[PROBLEM DESCRIPTION]
Go through the listing beneath this task and return every line that carries the string "sidebar".

#### EXTRACTED ENTRIES

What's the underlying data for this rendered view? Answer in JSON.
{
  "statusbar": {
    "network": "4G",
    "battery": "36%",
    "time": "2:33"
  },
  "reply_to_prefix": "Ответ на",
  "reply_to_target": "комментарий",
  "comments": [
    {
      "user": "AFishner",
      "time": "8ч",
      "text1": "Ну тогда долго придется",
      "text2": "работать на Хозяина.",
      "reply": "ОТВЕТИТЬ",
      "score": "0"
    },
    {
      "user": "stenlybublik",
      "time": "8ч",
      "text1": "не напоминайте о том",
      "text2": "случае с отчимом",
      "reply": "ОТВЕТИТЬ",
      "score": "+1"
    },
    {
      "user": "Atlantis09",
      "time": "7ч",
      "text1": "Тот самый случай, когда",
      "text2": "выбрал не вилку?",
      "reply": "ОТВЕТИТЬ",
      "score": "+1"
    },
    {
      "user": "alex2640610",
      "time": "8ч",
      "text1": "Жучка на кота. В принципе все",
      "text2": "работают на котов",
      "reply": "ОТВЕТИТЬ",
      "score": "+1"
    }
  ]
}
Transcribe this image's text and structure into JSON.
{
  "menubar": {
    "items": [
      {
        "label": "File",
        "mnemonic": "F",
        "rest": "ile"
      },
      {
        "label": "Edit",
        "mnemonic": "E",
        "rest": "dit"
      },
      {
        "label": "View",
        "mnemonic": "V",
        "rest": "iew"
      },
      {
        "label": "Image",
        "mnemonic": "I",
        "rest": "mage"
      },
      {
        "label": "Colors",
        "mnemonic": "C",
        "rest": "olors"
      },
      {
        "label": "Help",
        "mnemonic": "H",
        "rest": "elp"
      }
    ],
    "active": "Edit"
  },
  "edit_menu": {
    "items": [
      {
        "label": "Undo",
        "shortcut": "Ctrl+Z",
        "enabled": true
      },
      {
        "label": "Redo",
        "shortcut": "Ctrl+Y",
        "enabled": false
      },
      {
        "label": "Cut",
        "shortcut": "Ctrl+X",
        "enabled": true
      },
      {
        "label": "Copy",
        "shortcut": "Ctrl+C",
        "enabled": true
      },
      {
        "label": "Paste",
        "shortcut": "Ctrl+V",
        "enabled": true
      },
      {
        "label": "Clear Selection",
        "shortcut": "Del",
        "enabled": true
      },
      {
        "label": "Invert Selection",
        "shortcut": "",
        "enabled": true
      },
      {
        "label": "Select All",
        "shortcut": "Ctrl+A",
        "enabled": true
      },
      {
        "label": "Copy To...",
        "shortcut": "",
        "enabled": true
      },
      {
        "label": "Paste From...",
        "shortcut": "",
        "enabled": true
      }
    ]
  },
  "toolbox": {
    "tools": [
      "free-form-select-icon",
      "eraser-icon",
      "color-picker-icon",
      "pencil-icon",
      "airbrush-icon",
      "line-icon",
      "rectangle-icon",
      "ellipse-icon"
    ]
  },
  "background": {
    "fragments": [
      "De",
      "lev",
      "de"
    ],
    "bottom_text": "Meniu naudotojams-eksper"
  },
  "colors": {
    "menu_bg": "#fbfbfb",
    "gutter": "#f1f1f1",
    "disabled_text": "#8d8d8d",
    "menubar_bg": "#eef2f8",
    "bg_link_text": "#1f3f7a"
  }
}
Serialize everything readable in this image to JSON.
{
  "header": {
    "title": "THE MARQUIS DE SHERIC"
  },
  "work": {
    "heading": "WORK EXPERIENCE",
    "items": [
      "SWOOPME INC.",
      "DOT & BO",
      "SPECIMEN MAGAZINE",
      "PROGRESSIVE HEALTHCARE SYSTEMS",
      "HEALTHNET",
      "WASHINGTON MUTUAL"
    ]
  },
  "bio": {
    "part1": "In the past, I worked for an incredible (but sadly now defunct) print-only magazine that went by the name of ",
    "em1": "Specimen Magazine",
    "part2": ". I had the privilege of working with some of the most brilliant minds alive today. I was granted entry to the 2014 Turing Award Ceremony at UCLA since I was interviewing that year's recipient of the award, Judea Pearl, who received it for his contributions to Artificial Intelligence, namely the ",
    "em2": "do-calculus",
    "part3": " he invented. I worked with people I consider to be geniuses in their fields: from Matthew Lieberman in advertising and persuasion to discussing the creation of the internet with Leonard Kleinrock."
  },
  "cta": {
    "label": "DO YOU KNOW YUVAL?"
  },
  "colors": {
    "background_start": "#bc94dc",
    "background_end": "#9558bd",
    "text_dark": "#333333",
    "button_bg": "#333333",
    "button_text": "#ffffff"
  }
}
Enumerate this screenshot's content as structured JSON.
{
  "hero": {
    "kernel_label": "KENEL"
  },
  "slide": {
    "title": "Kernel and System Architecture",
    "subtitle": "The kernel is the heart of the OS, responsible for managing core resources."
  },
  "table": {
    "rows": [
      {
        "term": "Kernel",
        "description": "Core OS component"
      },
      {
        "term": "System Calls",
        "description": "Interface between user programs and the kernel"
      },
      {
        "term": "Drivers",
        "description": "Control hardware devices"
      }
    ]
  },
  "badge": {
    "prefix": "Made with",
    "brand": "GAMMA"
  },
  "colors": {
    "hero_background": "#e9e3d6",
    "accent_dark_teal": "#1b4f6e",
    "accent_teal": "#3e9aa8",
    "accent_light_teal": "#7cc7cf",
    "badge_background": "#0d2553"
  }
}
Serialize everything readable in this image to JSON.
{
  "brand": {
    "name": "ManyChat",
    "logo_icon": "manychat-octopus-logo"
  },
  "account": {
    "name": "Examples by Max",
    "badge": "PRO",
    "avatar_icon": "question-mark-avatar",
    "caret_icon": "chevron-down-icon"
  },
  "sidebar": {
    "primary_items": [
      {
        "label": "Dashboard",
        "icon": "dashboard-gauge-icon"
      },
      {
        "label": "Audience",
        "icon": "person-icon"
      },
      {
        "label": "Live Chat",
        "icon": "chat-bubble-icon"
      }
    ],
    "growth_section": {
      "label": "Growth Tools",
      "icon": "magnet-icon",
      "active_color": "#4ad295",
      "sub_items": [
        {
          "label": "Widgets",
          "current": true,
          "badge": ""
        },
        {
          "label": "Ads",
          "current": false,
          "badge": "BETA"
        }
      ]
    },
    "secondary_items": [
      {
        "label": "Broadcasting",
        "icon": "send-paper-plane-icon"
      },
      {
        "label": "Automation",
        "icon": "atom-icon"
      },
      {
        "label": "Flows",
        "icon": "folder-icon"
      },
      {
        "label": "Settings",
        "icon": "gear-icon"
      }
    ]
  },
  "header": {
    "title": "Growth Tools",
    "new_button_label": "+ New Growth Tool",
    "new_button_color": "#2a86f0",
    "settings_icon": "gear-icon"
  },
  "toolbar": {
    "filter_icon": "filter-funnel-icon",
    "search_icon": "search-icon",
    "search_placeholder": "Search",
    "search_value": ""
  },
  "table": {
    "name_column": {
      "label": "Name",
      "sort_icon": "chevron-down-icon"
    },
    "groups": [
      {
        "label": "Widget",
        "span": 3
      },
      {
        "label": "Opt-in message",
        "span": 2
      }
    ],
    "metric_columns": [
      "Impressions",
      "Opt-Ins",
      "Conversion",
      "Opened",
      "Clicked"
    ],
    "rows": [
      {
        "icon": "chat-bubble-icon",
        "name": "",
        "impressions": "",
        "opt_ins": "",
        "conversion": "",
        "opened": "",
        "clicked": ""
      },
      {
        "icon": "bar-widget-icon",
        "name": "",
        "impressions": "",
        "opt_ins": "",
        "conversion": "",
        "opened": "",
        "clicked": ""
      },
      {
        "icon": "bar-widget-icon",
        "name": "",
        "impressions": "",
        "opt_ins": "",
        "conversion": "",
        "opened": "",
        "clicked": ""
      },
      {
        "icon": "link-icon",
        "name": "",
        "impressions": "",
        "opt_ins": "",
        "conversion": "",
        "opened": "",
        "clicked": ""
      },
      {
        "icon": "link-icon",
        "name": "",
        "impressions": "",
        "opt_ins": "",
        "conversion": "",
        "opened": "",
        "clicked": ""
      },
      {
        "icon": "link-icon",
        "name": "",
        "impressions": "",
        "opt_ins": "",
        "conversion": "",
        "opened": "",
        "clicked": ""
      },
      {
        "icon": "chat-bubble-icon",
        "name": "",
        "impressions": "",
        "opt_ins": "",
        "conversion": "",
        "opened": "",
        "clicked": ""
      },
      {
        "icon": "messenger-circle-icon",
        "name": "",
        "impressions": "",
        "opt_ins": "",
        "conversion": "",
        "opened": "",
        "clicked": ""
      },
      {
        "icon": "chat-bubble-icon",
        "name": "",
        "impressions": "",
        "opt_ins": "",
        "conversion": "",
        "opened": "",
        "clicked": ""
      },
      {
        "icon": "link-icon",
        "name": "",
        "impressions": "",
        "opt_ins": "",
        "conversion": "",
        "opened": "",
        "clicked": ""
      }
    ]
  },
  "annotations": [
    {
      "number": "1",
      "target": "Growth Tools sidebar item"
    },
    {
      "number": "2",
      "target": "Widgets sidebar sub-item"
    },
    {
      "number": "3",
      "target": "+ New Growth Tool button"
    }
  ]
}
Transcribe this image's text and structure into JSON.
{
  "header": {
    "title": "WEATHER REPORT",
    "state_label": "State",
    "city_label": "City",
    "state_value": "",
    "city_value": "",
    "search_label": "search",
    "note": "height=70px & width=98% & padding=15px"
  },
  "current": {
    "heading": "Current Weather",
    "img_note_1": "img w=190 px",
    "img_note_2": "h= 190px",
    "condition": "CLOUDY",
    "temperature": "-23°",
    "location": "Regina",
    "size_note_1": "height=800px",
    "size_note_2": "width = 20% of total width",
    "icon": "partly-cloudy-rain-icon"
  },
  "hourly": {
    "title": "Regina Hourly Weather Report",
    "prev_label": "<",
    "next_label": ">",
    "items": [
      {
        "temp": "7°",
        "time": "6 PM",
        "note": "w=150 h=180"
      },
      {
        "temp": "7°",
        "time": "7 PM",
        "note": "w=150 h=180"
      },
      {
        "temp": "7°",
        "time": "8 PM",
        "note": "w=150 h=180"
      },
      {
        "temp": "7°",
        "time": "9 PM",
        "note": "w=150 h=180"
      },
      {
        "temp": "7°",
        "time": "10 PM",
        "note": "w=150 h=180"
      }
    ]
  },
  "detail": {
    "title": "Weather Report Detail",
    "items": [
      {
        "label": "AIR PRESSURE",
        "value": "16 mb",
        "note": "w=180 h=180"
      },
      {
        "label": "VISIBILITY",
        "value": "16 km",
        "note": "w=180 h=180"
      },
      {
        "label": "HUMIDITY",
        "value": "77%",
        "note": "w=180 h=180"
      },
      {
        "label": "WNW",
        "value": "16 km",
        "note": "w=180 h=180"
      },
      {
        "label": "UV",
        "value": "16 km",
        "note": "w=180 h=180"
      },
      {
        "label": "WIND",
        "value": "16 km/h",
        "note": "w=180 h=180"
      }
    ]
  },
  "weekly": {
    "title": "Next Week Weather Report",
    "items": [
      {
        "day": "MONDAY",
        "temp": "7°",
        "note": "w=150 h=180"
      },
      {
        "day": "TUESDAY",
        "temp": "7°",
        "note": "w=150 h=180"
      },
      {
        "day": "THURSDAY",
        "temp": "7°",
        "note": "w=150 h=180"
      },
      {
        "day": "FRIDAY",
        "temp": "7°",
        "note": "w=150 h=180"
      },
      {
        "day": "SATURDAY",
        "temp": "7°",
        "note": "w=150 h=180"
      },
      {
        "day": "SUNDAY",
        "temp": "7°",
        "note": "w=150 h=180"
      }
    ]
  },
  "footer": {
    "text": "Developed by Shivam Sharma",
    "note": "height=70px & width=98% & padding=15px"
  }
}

########

[WRITTEN SOLUTION]
  "sidebar": {
      "target": "Growth Tools sidebar item"
      "target": "Widgets sidebar sub-item"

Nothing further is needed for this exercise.